### Provided entries
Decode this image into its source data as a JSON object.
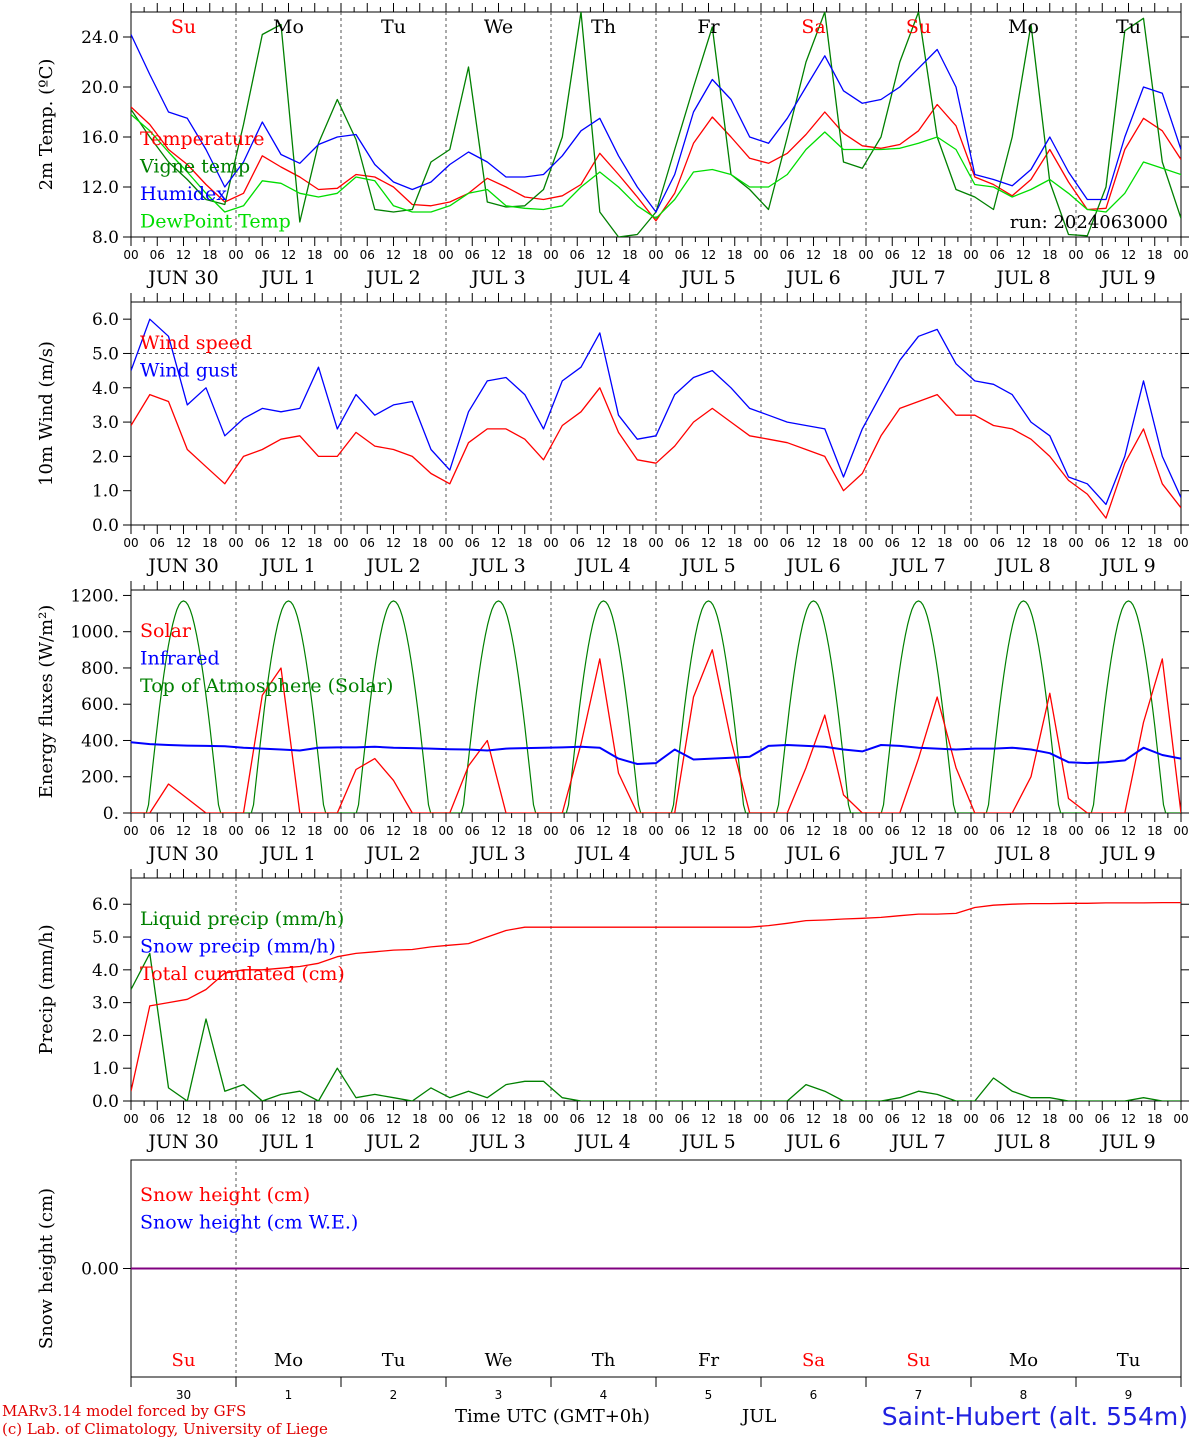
{
  "colors": {
    "red": "#ff0000",
    "green": "#008000",
    "lightgreen": "#00dd00",
    "blue": "#0000ff",
    "purple": "#800080",
    "grid": "#555555"
  },
  "time_axis": {
    "hour_ticks": [
      "00",
      "06",
      "12",
      "18"
    ],
    "day_labels": [
      "JUN 30",
      "JUL  1",
      "JUL  2",
      "JUL  3",
      "JUL  4",
      "JUL  5",
      "JUL  6",
      "JUL  7",
      "JUL  8",
      "JUL  9"
    ],
    "weekday_labels": [
      "Su",
      "Mo",
      "Tu",
      "We",
      "Th",
      "Fr",
      "Sa",
      "Su",
      "Mo",
      "Tu"
    ],
    "weekend_flags": [
      true,
      false,
      false,
      false,
      false,
      false,
      true,
      true,
      false,
      false
    ],
    "day_numbers": [
      "30",
      "1",
      "2",
      "3",
      "4",
      "5",
      "6",
      "7",
      "8",
      "9"
    ]
  },
  "chart_data": [
    {
      "type": "line",
      "ylabel": "2m Temp. (ºC)",
      "ylim": [
        8,
        26
      ],
      "yticks": [
        "8.0",
        "12.0",
        "16.0",
        "20.0",
        "24.0"
      ],
      "ytick_values": [
        8,
        12,
        16,
        20,
        24
      ],
      "annotation": "run: 2024063000",
      "x_hours_start": 0,
      "x_step_hours": 6,
      "series": [
        {
          "name": "Temperature",
          "color": "red",
          "values": [
            18.4,
            17.0,
            15.0,
            13.8,
            12.2,
            10.8,
            11.5,
            14.5,
            13.6,
            12.8,
            11.8,
            11.9,
            13.0,
            12.8,
            12.0,
            10.6,
            10.5,
            10.8,
            11.5,
            12.7,
            12.0,
            11.2,
            11.0,
            11.3,
            12.2,
            14.7,
            13.0,
            11.2,
            9.3,
            11.5,
            15.5,
            17.6,
            16.0,
            14.3,
            13.9,
            14.7,
            16.2,
            18.0,
            16.3,
            15.3,
            15.1,
            15.4,
            16.5,
            18.6,
            16.9,
            12.8,
            12.2,
            11.3,
            12.6,
            15.0,
            12.4,
            10.2,
            10.3,
            15.0,
            17.5,
            16.5,
            14.2
          ]
        },
        {
          "name": "Vigne temp",
          "color": "green",
          "values": [
            18.2,
            16.0,
            14.0,
            12.6,
            11.0,
            10.6,
            17.0,
            24.2,
            25.0,
            9.2,
            15.5,
            19.0,
            15.8,
            10.2,
            10.0,
            10.2,
            14.0,
            15.0,
            21.6,
            10.8,
            10.4,
            10.5,
            11.8,
            16.0,
            26.0,
            10.0,
            8.0,
            8.2,
            10.0,
            15.0,
            20.0,
            24.8,
            13.0,
            11.8,
            10.2,
            16.0,
            22.0,
            26.0,
            14.0,
            13.5,
            16.0,
            22.0,
            26.0,
            16.0,
            11.8,
            11.2,
            10.2,
            16.0,
            25.0,
            12.4,
            8.2,
            8.1,
            12.0,
            24.5,
            25.5,
            14.0,
            9.5
          ]
        },
        {
          "name": "Humidex",
          "color": "blue",
          "values": [
            24.2,
            21.0,
            18.0,
            17.5,
            15.0,
            12.0,
            14.0,
            17.2,
            14.6,
            13.9,
            15.4,
            16.0,
            16.2,
            13.8,
            12.4,
            11.8,
            12.4,
            13.8,
            14.8,
            14.0,
            12.8,
            12.8,
            13.0,
            14.5,
            16.5,
            17.5,
            14.5,
            12.0,
            10.0,
            13.0,
            18.0,
            20.6,
            19.0,
            16.0,
            15.5,
            17.5,
            20.0,
            22.5,
            19.7,
            18.7,
            19.0,
            20.0,
            21.5,
            23.0,
            20.0,
            13.0,
            12.6,
            12.1,
            13.4,
            16.0,
            13.2,
            11.0,
            11.0,
            16.0,
            20.0,
            19.5,
            15.0
          ]
        },
        {
          "name": "DewPoint Temp",
          "color": "lightgreen",
          "values": [
            17.8,
            16.5,
            14.8,
            13.2,
            11.5,
            10.0,
            10.5,
            12.5,
            12.3,
            11.5,
            11.2,
            11.5,
            12.8,
            12.5,
            10.5,
            10.0,
            10.0,
            10.5,
            11.5,
            11.8,
            10.5,
            10.3,
            10.2,
            10.5,
            12.0,
            13.2,
            12.0,
            10.5,
            9.5,
            11.0,
            13.2,
            13.4,
            13.0,
            12.0,
            12.0,
            13.0,
            15.0,
            16.4,
            15.0,
            15.0,
            15.0,
            15.1,
            15.5,
            16.0,
            15.0,
            12.2,
            12.0,
            11.2,
            11.8,
            12.6,
            11.5,
            10.2,
            10.0,
            11.5,
            14.0,
            13.5,
            13.0
          ]
        }
      ],
      "legend": [
        "Temperature",
        "Vigne temp",
        "Humidex",
        "DewPoint Temp"
      ]
    },
    {
      "type": "line",
      "ylabel": "10m Wind (m/s)",
      "ylim": [
        0,
        6.5
      ],
      "yticks": [
        "0.0",
        "1.0",
        "2.0",
        "3.0",
        "4.0",
        "5.0",
        "6.0"
      ],
      "ytick_values": [
        0,
        1,
        2,
        3,
        4,
        5,
        6
      ],
      "reference_line": 5.0,
      "x_hours_start": 0,
      "x_step_hours": 6,
      "series": [
        {
          "name": "Wind speed",
          "color": "red",
          "values": [
            2.9,
            3.8,
            3.6,
            2.2,
            1.7,
            1.2,
            2.0,
            2.2,
            2.5,
            2.6,
            2.0,
            2.0,
            2.7,
            2.3,
            2.2,
            2.0,
            1.5,
            1.2,
            2.4,
            2.8,
            2.8,
            2.5,
            1.9,
            2.9,
            3.3,
            4.0,
            2.7,
            1.9,
            1.8,
            2.3,
            3.0,
            3.4,
            3.0,
            2.6,
            2.5,
            2.4,
            2.2,
            2.0,
            1.0,
            1.5,
            2.6,
            3.4,
            3.6,
            3.8,
            3.2,
            3.2,
            2.9,
            2.8,
            2.5,
            2.0,
            1.3,
            0.9,
            0.2,
            1.8,
            2.8,
            1.2,
            0.5
          ]
        },
        {
          "name": "Wind gust",
          "color": "blue",
          "values": [
            4.5,
            6.0,
            5.5,
            3.5,
            4.0,
            2.6,
            3.1,
            3.4,
            3.3,
            3.4,
            4.6,
            2.8,
            3.8,
            3.2,
            3.5,
            3.6,
            2.2,
            1.6,
            3.3,
            4.2,
            4.3,
            3.8,
            2.8,
            4.2,
            4.6,
            5.6,
            3.2,
            2.5,
            2.6,
            3.8,
            4.3,
            4.5,
            4.0,
            3.4,
            3.2,
            3.0,
            2.9,
            2.8,
            1.4,
            2.8,
            3.8,
            4.8,
            5.5,
            5.7,
            4.7,
            4.2,
            4.1,
            3.8,
            3.0,
            2.6,
            1.4,
            1.2,
            0.6,
            2.0,
            4.2,
            2.0,
            0.8
          ]
        }
      ],
      "legend": [
        "Wind speed",
        "Wind gust"
      ]
    },
    {
      "type": "line",
      "ylabel": "Energy fluxes (W/m²)",
      "ylim": [
        0,
        1230
      ],
      "yticks": [
        "0.",
        "200.",
        "400.",
        "600.",
        "800.",
        "1000.",
        "1200."
      ],
      "ytick_values": [
        0,
        200,
        400,
        600,
        800,
        1000,
        1200
      ],
      "toa_peak": 1170,
      "x_hours_start": 0,
      "x_step_hours": 6,
      "series": [
        {
          "name": "Solar",
          "color": "red",
          "values": [
            0,
            0,
            160,
            80,
            0,
            0,
            0,
            650,
            800,
            0,
            0,
            0,
            240,
            300,
            180,
            0,
            0,
            0,
            260,
            400,
            0,
            0,
            0,
            0,
            380,
            850,
            220,
            0,
            0,
            0,
            640,
            900,
            400,
            0,
            0,
            0,
            250,
            540,
            100,
            0,
            0,
            0,
            300,
            640,
            250,
            0,
            0,
            0,
            200,
            660,
            80,
            0,
            0,
            0,
            500,
            850,
            0
          ]
        },
        {
          "name": "Infrared",
          "color": "blue",
          "values": [
            390,
            380,
            375,
            372,
            370,
            368,
            360,
            355,
            350,
            345,
            360,
            362,
            362,
            365,
            360,
            358,
            355,
            352,
            350,
            345,
            355,
            358,
            360,
            362,
            365,
            360,
            300,
            270,
            275,
            350,
            295,
            300,
            305,
            310,
            370,
            375,
            370,
            365,
            350,
            340,
            375,
            370,
            360,
            355,
            350,
            355,
            355,
            360,
            350,
            330,
            280,
            275,
            280,
            290,
            360,
            320,
            300
          ]
        },
        {
          "name": "Top of Atmosphere (Solar)",
          "color": "green",
          "values": []
        }
      ],
      "legend": [
        "Solar",
        "Infrared",
        "Top of Atmosphere (Solar)"
      ]
    },
    {
      "type": "line",
      "ylabel": "Precip (mm/h)",
      "ylim": [
        0,
        6.8
      ],
      "yticks": [
        "0.0",
        "1.0",
        "2.0",
        "3.0",
        "4.0",
        "5.0",
        "6.0"
      ],
      "ytick_values": [
        0,
        1,
        2,
        3,
        4,
        5,
        6
      ],
      "x_hours_start": 0,
      "x_step_hours": 6,
      "series": [
        {
          "name": "Liquid precip (mm/h)",
          "color": "green",
          "values": [
            3.4,
            4.5,
            0.4,
            0.0,
            2.5,
            0.3,
            0.5,
            0.0,
            0.2,
            0.3,
            0.0,
            1.0,
            0.1,
            0.2,
            0.1,
            0.0,
            0.4,
            0.1,
            0.3,
            0.1,
            0.5,
            0.6,
            0.6,
            0.1,
            0.0,
            0.0,
            0.0,
            0.0,
            0.0,
            0.0,
            0.0,
            0.0,
            0.0,
            0.0,
            0.0,
            0.0,
            0.5,
            0.3,
            0.0,
            0.0,
            0.0,
            0.1,
            0.3,
            0.2,
            0.0,
            0.0,
            0.7,
            0.3,
            0.1,
            0.1,
            0.0,
            0.0,
            0.0,
            0.0,
            0.1,
            0.0,
            0.0
          ]
        },
        {
          "name": "Snow precip (mm/h)",
          "color": "blue",
          "values": []
        },
        {
          "name": "Total cumulated (cm)",
          "color": "red",
          "values": [
            0.3,
            2.9,
            3.0,
            3.1,
            3.4,
            3.9,
            4.0,
            4.0,
            4.05,
            4.1,
            4.2,
            4.4,
            4.5,
            4.55,
            4.6,
            4.62,
            4.7,
            4.75,
            4.8,
            5.0,
            5.2,
            5.3,
            5.3,
            5.3,
            5.3,
            5.3,
            5.3,
            5.3,
            5.3,
            5.3,
            5.3,
            5.3,
            5.3,
            5.3,
            5.35,
            5.42,
            5.5,
            5.52,
            5.55,
            5.57,
            5.6,
            5.65,
            5.7,
            5.7,
            5.72,
            5.9,
            5.97,
            6.0,
            6.02,
            6.02,
            6.03,
            6.03,
            6.04,
            6.04,
            6.04,
            6.05,
            6.05
          ]
        }
      ],
      "legend": [
        "Liquid precip (mm/h)",
        "Snow precip (mm/h)",
        "Total cumulated (cm)"
      ]
    },
    {
      "type": "line",
      "ylabel": "Snow height (cm)",
      "ylim": [
        -1,
        1
      ],
      "yticks": [
        "0.00"
      ],
      "ytick_values": [
        0
      ],
      "series": [
        {
          "name": "Snow height (cm)",
          "color": "red",
          "values": [
            0,
            0
          ]
        },
        {
          "name": "Snow height (cm W.E.)",
          "color": "blue",
          "values": [
            0,
            0
          ]
        }
      ],
      "legend": [
        "Snow height (cm)",
        "Snow height (cm W.E.)"
      ]
    }
  ],
  "footer": {
    "model_line": "MARv3.14 model forced by GFS",
    "credit_line": "(c) Lab. of Climatology, University of Liege",
    "time_label": "Time UTC (GMT+0h)",
    "month_label": "JUL",
    "station": "Saint-Hubert (alt. 554m)"
  }
}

### Exercise task
Collect every line from the records above that contains the word "ylabel".

### Problem solution
      "ylabel": "2m Temp. (ºC)",
      "ylabel": "10m Wind (m/s)",
      "ylabel": "Energy fluxes (W/m²)",
      "ylabel": "Precip (mm/h)",
      "ylabel": "Snow height (cm)",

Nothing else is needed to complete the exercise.